#### Goal:
Copy each line exactly. Leave nothing out.

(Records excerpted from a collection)

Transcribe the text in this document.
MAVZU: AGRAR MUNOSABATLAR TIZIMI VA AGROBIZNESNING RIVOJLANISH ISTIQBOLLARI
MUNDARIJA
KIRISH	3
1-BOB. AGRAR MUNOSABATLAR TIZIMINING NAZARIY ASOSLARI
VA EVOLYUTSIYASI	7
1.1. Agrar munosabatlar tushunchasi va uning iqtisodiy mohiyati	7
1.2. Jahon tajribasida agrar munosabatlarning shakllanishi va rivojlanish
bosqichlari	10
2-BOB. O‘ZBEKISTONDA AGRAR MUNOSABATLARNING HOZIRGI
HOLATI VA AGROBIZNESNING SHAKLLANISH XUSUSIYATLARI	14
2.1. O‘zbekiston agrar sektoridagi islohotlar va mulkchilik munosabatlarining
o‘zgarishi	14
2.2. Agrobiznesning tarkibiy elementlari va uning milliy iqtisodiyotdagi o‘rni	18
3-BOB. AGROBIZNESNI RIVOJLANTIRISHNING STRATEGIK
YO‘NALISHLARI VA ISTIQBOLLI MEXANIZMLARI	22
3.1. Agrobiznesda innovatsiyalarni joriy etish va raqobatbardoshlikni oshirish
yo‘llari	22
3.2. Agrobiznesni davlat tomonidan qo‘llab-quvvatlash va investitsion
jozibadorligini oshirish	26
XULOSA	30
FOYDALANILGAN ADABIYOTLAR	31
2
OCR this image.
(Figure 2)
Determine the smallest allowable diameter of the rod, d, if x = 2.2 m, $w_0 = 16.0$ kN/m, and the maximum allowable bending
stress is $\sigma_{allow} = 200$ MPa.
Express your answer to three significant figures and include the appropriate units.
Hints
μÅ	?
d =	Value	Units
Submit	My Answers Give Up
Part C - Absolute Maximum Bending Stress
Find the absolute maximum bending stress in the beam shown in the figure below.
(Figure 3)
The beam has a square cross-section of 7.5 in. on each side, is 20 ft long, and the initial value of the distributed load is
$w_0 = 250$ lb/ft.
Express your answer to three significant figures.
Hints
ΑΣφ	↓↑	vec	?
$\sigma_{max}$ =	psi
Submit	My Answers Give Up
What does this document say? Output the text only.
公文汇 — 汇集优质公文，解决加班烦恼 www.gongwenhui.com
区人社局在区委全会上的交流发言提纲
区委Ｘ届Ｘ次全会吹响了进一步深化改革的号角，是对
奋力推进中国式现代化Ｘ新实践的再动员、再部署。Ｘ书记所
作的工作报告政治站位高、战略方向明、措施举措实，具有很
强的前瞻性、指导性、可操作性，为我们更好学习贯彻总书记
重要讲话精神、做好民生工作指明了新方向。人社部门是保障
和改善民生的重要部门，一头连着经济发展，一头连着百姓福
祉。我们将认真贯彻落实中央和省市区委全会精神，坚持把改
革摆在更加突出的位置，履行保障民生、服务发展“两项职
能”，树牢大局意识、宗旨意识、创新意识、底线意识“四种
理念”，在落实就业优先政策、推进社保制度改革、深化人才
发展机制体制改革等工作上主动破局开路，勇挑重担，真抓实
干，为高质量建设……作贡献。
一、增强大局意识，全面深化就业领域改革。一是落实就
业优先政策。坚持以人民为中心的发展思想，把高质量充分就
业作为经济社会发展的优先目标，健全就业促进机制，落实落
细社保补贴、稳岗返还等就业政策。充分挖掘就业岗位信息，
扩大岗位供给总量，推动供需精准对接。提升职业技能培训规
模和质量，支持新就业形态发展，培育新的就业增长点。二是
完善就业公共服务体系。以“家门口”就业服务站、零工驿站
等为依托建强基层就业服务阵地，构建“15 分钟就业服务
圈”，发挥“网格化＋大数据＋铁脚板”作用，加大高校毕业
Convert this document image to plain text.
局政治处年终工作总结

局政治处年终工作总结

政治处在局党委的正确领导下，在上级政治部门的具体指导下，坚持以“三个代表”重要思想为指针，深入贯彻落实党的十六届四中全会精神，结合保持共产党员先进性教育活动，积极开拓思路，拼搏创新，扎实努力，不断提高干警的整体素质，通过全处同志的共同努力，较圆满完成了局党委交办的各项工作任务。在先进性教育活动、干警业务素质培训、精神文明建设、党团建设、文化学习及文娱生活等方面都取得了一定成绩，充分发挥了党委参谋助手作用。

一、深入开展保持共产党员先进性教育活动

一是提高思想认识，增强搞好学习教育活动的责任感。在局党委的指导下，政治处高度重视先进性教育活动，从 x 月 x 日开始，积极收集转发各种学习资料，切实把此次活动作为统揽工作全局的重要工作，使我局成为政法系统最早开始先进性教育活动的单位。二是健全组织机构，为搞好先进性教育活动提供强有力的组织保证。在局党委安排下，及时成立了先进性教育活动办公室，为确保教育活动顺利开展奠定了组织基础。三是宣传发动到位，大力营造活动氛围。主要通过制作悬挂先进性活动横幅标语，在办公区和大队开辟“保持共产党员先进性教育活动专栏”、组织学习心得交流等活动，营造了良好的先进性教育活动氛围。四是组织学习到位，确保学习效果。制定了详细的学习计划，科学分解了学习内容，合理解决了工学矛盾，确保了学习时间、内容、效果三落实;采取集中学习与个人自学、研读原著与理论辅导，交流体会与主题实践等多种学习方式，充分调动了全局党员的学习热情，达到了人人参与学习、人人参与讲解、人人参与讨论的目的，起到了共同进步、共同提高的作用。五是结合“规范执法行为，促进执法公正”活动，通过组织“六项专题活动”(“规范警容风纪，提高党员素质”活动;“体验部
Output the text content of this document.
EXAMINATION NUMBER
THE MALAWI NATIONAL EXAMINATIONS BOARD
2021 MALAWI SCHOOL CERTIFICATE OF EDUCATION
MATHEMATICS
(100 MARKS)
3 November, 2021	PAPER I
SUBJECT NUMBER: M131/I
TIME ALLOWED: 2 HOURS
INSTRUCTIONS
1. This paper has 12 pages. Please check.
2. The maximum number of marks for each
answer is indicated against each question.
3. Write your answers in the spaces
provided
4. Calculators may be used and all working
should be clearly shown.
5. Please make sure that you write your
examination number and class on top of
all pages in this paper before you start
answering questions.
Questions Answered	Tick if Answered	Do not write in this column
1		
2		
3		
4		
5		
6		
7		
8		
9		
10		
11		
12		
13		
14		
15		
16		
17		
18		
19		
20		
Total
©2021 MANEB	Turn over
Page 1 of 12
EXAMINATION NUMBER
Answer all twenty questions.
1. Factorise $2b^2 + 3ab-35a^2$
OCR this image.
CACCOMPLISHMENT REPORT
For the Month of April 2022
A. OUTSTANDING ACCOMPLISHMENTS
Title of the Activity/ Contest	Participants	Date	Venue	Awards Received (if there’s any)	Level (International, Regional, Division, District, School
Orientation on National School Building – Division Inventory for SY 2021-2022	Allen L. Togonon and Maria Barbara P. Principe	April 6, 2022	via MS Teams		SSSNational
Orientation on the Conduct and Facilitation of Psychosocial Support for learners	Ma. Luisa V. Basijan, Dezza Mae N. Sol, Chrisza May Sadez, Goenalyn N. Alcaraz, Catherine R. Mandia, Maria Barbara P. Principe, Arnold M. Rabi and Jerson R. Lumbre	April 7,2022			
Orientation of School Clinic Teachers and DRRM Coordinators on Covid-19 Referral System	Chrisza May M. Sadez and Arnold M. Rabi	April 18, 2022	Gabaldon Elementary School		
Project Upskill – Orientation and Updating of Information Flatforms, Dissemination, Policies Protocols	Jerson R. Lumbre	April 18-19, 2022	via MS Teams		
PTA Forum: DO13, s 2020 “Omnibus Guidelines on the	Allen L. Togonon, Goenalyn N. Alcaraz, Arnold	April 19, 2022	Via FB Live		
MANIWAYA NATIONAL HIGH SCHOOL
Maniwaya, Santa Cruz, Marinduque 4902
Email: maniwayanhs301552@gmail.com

#### Response below:
Transcribe the text in this document.
MAVZU: AGRAR MUNOSABATLAR TIZIMI VA AGROBIZNESNING RIVOJLANISH ISTIQBOLLARI
MUNDARIJA
KIRISH	3
1-BOB. AGRAR MUNOSABATLAR TIZIMINING NAZARIY ASOSLARI
VA EVOLYUTSIYASI	7
1.1. Agrar munosabatlar tushunchasi va uning iqtisodiy mohiyati	7
1.2. Jahon tajribasida agrar munosabatlarning shakllanishi va rivojlanish
bosqichlari	10
2-BOB. O‘ZBEKISTONDA AGRAR MUNOSABATLARNING HOZIRGI
HOLATI VA AGROBIZNESNING SHAKLLANISH XUSUSIYATLARI	14
2.1. O‘zbekiston agrar sektoridagi islohotlar va mulkchilik munosabatlarining
o‘zgarishi	14
2.2. Agrobiznesning tarkibiy elementlari va uning milliy iqtisodiyotdagi o‘rni	18
3-BOB. AGROBIZNESNI RIVOJLANTIRISHNING STRATEGIK
YO‘NALISHLARI VA ISTIQBOLLI MEXANIZMLARI	22
3.1. Agrobiznesda innovatsiyalarni joriy etish va raqobatbardoshlikni oshirish
yo‘llari	22
3.2. Agrobiznesni davlat tomonidan qo‘llab-quvvatlash va investitsion
jozibadorligini oshirish	26
XULOSA	30
FOYDALANILGAN ADABIYOTLAR	31
2
OCR this image.
(Figure 2)
Determine the smallest allowable diameter of the rod, d, if x = 2.2 m, $w_0 = 16.0$ kN/m, and the maximum allowable bending
stress is $\sigma_{allow} = 200$ MPa.
Express your answer to three significant figures and include the appropriate units.
Hints
μÅ	?
d =	Value	Units
Submit	My Answers Give Up
Part C - Absolute Maximum Bending Stress
Find the absolute maximum bending stress in the beam shown in the figure below.
(Figure 3)
The beam has a square cross-section of 7.5 in. on each side, is 20 ft long, and the initial value of the distributed load is
$w_0 = 250$ lb/ft.
Express your answer to three significant figures.
Hints
ΑΣφ	↓↑	vec	?
$\sigma_{max}$ =	psi
Submit	My Answers Give Up
What does this document say? Output the text only.
公文汇 — 汇集优质公文，解决加班烦恼 www.gongwenhui.com
区人社局在区委全会上的交流发言提纲
区委Ｘ届Ｘ次全会吹响了进一步深化改革的号角，是对
奋力推进中国式现代化Ｘ新实践的再动员、再部署。Ｘ书记所
作的工作报告政治站位高、战略方向明、措施举措实，具有很
强的前瞻性、指导性、可操作性，为我们更好学习贯彻总书记
重要讲话精神、做好民生工作指明了新方向。人社部门是保障
和改善民生的重要部门，一头连着经济发展，一头连着百姓福
祉。我们将认真贯彻落实中央和省市区委全会精神，坚持把改
革摆在更加突出的位置，履行保障民生、服务发展“两项职
能”，树牢大局意识、宗旨意识、创新意识、底线意识“四种
理念”，在落实就业优先政策、推进社保制度改革、深化人才
发展机制体制改革等工作上主动破局开路，勇挑重担，真抓实
干，为高质量建设……作贡献。
一、增强大局意识，全面深化就业领域改革。一是落实就
业优先政策。坚持以人民为中心的发展思想，把高质量充分就
业作为经济社会发展的优先目标，健全就业促进机制，落实落
细社保补贴、稳岗返还等就业政策。充分挖掘就业岗位信息，
扩大岗位供给总量，推动供需精准对接。提升职业技能培训规
模和质量，支持新就业形态发展，培育新的就业增长点。二是
完善就业公共服务体系。以“家门口”就业服务站、零工驿站
等为依托建强基层就业服务阵地，构建“15 分钟就业服务
圈”，发挥“网格化＋大数据＋铁脚板”作用，加大高校毕业
Convert this document image to plain text.
局政治处年终工作总结

局政治处年终工作总结

政治处在局党委的正确领导下，在上级政治部门的具体指导下，坚持以“三个代表”重要思想为指针，深入贯彻落实党的十六届四中全会精神，结合保持共产党员先进性教育活动，积极开拓思路，拼搏创新，扎实努力，不断提高干警的整体素质，通过全处同志的共同努力，较圆满完成了局党委交办的各项工作任务。在先进性教育活动、干警业务素质培训、精神文明建设、党团建设、文化学习及文娱生活等方面都取得了一定成绩，充分发挥了党委参谋助手作用。

一、深入开展保持共产党员先进性教育活动

一是提高思想认识，增强搞好学习教育活动的责任感。在局党委的指导下，政治处高度重视先进性教育活动，从 x 月 x 日开始，积极收集转发各种学习资料，切实把此次活动作为统揽工作全局的重要工作，使我局成为政法系统最早开始先进性教育活动的单位。二是健全组织机构，为搞好先进性教育活动提供强有力的组织保证。在局党委安排下，及时成立了先进性教育活动办公室，为确保教育活动顺利开展奠定了组织基础。三是宣传发动到位，大力营造活动氛围。主要通过制作悬挂先进性活动横幅标语，在办公区和大队开辟“保持共产党员先进性教育活动专栏”、组织学习心得交流等活动，营造了良好的先进性教育活动氛围。四是组织学习到位，确保学习效果。制定了详细的学习计划，科学分解了学习内容，合理解决了工学矛盾，确保了学习时间、内容、效果三落实;采取集中学习与个人自学、研读原著与理论辅导，交流体会与主题实践等多种学习方式，充分调动了全局党员的学习热情，达到了人人参与学习、人人参与讲解、人人参与讨论的目的，起到了共同进步、共同提高的作用。五是结合“规范执法行为，促进执法公正”活动，通过组织“六项专题活动”(“规范警容风纪，提高党员素质”活动;“体验部
Output the text content of this document.
EXAMINATION NUMBER
THE MALAWI NATIONAL EXAMINATIONS BOARD
2021 MALAWI SCHOOL CERTIFICATE OF EDUCATION
MATHEMATICS
(100 MARKS)
3 November, 2021	PAPER I
SUBJECT NUMBER: M131/I
TIME ALLOWED: 2 HOURS
INSTRUCTIONS
1. This paper has 12 pages. Please check.
2. The maximum number of marks for each
answer is indicated against each question.
3. Write your answers in the spaces
provided
4. Calculators may be used and all working
should be clearly shown.
5. Please make sure that you write your
examination number and class on top of
all pages in this paper before you start
answering questions.
Questions Answered	Tick if Answered	Do not write in this column
1		
2		
3		
4		
5		
6		
7		
8		
9		
10		
11		
12		
13		
14		
15		
16		
17		
18		
19		
20		
Total
©2021 MANEB	Turn over
Page 1 of 12
EXAMINATION NUMBER
Answer all twenty questions.
1. Factorise $2b^2 + 3ab-35a^2$
OCR this image.
CACCOMPLISHMENT REPORT
For the Month of April 2022
A. OUTSTANDING ACCOMPLISHMENTS
Title of the Activity/ Contest	Participants	Date	Venue	Awards Received (if there’s any)	Level (International, Regional, Division, District, School
Orientation on National School Building – Division Inventory for SY 2021-2022	Allen L. Togonon and Maria Barbara P. Principe	April 6, 2022	via MS Teams		SSSNational
Orientation on the Conduct and Facilitation of Psychosocial Support for learners	Ma. Luisa V. Basijan, Dezza Mae N. Sol, Chrisza May Sadez, Goenalyn N. Alcaraz, Catherine R. Mandia, Maria Barbara P. Principe, Arnold M. Rabi and Jerson R. Lumbre	April 7,2022			
Orientation of School Clinic Teachers and DRRM Coordinators on Covid-19 Referral System	Chrisza May M. Sadez and Arnold M. Rabi	April 18, 2022	Gabaldon Elementary School		
Project Upskill – Orientation and Updating of Information Flatforms, Dissemination, Policies Protocols	Jerson R. Lumbre	April 18-19, 2022	via MS Teams		
PTA Forum: DO13, s 2020 “Omnibus Guidelines on the	Allen L. Togonon, Goenalyn N. Alcaraz, Arnold	April 19, 2022	Via FB Live		
MANIWAYA NATIONAL HIGH SCHOOL
Maniwaya, Santa Cruz, Marinduque 4902
Email: maniwayanhs301552@gmail.com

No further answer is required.